THE TASK:
Of all the lines in the data below, how many contain "acciocchè"? Report that number alone.
..........
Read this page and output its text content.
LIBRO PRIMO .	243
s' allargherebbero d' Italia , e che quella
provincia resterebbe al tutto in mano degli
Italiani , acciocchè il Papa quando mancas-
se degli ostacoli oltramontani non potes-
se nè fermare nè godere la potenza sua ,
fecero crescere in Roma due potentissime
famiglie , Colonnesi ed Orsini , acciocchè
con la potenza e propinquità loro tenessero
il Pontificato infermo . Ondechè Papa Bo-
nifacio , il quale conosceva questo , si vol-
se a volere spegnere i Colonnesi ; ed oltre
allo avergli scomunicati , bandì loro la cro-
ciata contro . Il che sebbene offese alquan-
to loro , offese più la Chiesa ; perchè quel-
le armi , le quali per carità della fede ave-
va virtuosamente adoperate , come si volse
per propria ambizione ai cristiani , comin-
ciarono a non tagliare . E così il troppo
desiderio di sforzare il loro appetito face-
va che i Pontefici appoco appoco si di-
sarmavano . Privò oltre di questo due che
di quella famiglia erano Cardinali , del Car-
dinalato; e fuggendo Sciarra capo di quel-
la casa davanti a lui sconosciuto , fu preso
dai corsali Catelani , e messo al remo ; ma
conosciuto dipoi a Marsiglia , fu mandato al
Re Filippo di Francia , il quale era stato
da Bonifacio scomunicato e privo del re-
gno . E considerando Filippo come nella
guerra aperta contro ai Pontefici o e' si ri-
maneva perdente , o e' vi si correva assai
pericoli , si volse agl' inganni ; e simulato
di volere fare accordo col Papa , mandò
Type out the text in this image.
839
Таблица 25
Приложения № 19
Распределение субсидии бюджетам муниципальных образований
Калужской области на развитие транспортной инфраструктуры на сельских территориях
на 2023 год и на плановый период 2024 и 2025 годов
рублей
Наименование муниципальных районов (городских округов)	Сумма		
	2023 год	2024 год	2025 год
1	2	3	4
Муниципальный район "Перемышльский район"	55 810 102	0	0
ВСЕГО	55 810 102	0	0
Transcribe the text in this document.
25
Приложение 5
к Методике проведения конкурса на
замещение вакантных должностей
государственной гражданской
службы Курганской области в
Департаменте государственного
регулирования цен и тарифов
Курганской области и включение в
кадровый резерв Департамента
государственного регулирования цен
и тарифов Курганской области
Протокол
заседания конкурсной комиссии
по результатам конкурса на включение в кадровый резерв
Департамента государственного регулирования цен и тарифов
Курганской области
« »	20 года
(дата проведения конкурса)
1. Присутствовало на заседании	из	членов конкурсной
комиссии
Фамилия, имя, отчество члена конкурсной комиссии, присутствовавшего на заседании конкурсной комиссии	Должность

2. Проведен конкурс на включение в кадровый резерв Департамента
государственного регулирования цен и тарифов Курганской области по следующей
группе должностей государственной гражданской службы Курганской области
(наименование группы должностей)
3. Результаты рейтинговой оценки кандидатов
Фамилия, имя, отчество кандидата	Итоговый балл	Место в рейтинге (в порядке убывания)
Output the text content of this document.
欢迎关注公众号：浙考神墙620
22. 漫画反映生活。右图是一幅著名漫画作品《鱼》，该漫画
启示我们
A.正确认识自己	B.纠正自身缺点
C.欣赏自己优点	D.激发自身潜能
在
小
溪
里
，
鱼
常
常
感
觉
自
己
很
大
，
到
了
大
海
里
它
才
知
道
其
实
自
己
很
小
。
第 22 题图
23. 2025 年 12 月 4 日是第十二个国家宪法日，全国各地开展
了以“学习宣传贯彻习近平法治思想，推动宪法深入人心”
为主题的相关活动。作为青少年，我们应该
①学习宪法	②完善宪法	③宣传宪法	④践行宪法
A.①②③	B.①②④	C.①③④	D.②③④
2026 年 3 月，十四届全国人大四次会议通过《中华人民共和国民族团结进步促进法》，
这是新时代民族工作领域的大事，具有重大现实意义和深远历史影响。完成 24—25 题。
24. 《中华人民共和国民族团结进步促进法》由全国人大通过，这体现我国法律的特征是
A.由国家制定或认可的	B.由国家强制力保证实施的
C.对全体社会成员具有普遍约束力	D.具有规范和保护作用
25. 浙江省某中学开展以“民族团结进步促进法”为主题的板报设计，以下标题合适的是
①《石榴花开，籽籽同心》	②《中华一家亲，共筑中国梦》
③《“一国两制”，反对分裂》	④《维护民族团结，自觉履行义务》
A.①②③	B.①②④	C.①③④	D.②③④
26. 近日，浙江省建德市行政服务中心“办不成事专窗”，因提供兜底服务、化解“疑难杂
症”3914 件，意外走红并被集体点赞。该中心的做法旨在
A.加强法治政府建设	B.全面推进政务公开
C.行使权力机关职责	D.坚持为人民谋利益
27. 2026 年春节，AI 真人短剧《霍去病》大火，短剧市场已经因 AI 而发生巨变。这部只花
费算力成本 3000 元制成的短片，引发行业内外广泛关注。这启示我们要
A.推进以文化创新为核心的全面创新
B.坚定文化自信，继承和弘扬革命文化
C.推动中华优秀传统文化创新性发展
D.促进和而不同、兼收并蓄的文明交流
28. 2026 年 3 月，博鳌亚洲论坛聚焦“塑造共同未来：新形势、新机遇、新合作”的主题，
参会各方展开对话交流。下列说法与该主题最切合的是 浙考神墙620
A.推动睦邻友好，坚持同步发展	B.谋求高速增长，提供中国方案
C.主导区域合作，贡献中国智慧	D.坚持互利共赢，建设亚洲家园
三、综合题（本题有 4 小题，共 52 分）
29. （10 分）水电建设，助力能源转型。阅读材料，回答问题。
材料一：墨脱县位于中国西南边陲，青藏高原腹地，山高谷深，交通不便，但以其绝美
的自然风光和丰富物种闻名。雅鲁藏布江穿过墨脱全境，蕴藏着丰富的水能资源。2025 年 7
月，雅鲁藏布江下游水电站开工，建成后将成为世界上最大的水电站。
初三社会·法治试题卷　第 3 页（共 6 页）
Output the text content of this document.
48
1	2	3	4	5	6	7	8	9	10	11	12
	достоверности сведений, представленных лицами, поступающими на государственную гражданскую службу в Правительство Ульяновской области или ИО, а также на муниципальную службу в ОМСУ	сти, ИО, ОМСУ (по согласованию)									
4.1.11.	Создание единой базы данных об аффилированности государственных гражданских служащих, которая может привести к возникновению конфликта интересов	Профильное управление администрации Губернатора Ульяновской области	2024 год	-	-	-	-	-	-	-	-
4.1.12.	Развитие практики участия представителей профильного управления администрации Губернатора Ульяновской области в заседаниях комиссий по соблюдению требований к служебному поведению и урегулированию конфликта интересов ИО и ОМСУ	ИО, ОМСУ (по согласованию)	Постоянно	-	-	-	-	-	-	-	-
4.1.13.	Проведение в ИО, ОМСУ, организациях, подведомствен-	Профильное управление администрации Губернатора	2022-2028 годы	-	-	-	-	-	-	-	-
..........
REPLY:
2